### TEXTO FORNECIDO

Policiais convenceram homem a concordar com a entrada deles na casa ao avistar uma maritaca, alegando maus-tratos. "Salvaram a maritaca e prenderam o homem, que hoje vale menos do que uma ave", disse o desembargador.

8/4/2024

O desembargador Alcides da Fonseca Neto, da 5ª câmara Criminal do TJ/RJ, concedeu habeas corpus determinando a soltura de um homem preso em flagrante, após tentar se livrar de 11 pinos de cocaína, que estavam vazios, durante operação realizada por policiais em uma residência.

Na decisão, ao considerar ilegal a entrada na residência do acusado, o magistrado criticou a atuação dos policiais. Segundo consta, durante depoimento, os policiais alegaram que, apesar do homem, por várias vezes, não ter autorizado a entrada na residência, eles o convenceram a autorizar o acesso, após avistar uma maritaca no interior da casa, com supostos sinais de maus-tratos.

"Os policiais convenceram o paciente de que deveria concordar com a entrada deles, principalmente porque lá havia uma maritaca aparentemente sofrendo maus-tratos? Trata-se de um verdadeiro teatro de horror, voltado, quase sempre, para os jovens pobres e pretos, moradores da periferia ou de alguma comunidade. Salvaram a maritaca e prenderam o homem, que hoje vale menos do que uma ave", disse o desembargador.

Alcides da Fonseca Neto destacou ainda que somente pretos e pobres passam pelo constrangimento de terem suas casas invadidas, o que não acontece em áreas consideradas mais nobres da cidade, como Ipanema ou Leblon, segundo ele.

"Alguém conhece alguma diligência semelhante que tenha ocorrido nos bairros de Ipanema e Leblon? Nestes bairros, a polícia sequer ultrapassa a portaria, com medo do que possam vir a ser presos."

Para o magistrado, "o processo de seletividade do sistema penal garante que pessoas pobres e pretas recebam um bilhete premiado para a prisão. Único lugar onde eles podem exercer, na 'plenitude', seus direitos que são resumidos a nada".

Policiais convenceram homem a permitir entrada na casa após avistar uma maritaca, alegando maus-tratos.(Imagem: Freepik)

Ainda, ao ressaltar a ilegalidade da entrada, uma vez que os policiais não tinham mandado de prisão para entrarem na residência. Os pinos também estavam vazios.

######
### ITENS FORNECIDOS

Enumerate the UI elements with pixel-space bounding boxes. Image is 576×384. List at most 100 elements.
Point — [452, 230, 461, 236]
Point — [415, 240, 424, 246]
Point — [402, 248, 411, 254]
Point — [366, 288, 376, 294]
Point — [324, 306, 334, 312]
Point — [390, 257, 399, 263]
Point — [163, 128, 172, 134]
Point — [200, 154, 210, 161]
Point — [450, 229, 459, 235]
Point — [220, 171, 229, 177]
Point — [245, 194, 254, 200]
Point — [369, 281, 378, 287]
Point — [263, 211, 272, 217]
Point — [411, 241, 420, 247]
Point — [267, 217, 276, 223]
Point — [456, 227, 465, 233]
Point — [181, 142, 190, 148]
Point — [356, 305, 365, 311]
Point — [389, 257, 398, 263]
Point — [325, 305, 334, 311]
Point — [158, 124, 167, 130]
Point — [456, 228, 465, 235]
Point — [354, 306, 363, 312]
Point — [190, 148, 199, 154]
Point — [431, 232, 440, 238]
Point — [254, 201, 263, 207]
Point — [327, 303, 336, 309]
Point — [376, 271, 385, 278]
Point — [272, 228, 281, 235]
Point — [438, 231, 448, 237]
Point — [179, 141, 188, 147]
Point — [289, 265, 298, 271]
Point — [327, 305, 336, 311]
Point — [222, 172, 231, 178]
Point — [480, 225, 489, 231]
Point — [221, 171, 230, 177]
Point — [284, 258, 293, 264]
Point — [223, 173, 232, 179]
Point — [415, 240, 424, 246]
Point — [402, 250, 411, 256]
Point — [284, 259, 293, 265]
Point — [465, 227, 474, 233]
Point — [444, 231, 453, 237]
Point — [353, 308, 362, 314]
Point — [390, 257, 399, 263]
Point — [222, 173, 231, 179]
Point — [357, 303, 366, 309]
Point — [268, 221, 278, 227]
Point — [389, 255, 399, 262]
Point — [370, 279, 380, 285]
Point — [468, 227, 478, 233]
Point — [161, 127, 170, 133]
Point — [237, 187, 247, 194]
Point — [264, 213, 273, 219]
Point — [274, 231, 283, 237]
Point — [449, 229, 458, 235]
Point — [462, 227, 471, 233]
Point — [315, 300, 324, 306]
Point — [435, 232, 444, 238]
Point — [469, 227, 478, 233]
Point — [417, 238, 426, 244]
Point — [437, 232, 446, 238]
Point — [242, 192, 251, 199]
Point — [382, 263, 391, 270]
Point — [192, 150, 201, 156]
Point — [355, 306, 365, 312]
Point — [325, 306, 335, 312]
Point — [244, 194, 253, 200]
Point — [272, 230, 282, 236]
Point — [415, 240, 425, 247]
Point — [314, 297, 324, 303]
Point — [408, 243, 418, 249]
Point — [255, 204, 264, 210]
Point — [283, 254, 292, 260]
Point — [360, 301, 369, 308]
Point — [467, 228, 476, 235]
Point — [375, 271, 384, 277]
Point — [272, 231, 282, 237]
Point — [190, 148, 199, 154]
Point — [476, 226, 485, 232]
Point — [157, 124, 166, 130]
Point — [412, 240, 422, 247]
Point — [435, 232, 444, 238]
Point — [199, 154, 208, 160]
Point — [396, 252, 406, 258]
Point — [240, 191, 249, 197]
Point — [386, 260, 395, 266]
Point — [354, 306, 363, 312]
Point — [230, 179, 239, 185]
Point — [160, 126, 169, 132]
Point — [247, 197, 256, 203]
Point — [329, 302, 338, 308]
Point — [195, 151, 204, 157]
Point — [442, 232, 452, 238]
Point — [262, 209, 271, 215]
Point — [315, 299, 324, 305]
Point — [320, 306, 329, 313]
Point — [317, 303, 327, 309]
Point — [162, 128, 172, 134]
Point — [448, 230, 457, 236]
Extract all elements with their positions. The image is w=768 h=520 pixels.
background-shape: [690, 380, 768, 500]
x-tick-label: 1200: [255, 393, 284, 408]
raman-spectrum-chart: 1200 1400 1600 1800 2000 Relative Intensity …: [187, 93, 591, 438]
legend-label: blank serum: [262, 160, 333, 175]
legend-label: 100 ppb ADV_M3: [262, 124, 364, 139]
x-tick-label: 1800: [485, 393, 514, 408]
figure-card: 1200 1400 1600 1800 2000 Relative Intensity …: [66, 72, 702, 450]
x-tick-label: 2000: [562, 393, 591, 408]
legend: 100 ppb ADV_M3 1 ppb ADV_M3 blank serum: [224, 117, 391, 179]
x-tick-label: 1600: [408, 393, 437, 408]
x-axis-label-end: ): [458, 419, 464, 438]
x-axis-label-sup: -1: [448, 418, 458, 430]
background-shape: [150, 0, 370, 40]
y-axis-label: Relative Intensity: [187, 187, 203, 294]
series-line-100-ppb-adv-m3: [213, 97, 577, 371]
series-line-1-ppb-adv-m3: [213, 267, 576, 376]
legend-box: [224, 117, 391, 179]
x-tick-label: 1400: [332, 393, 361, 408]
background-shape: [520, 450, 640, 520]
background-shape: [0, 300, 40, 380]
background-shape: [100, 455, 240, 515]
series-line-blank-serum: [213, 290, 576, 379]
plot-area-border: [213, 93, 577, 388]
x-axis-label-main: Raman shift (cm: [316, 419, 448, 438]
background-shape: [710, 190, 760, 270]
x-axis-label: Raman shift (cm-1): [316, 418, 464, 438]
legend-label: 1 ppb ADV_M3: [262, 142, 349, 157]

######

> [TAREFAS]
1. Que nomes próprios de pessoas, bairros e tribunais aparecem no texto sobre o habeas corpus? Liste cada um uma única vez.
2. Escreva a continuação do texto sobre o habeas corpus, começando logo depois da última frase apresentada.
Os itens formam um material à parte, sem relação com o texto sobre o habeas corpus.

> [RESPOSTAS]
1. Alcides da Fonseca Neto; TJ/RJ; Ipanema; Leblon

2.
"É inadmissível que policiais, baseados exclusivamente em denúncias anônimas ou impressões pessoais, maculem o direito constitucional à inviolabilidade de domicílio e entrem nas casas das pessoas no afã de procederem à descoberta de algum crime a ser cometido em flagrância."

Para o magistrado, o ingresso na residência foi claramente ilegal, imoral, criminoso e atentatório aos direitos do paciente, uma vez que os policiais estavam desprovidos do devido mandado de prisão, que só é expedido, em regra, quando o réu é qualificado como "bandido do colarinho branco".

"Quando o colarinho é sujo, a polícia, o Ministério Público e até a Justiça entendem que o mandado é desnecessário. Mandado pra quê? Para prender um pobre e miserável homem do povo? Ademais, as palavras dos policiais se revestiram de presunção de legitimidade, até porque, no final das contas, o mais importante era salvar a maritaca, mesmo que para isto fosse necessário solapar os direitos do paciente. Direitos?"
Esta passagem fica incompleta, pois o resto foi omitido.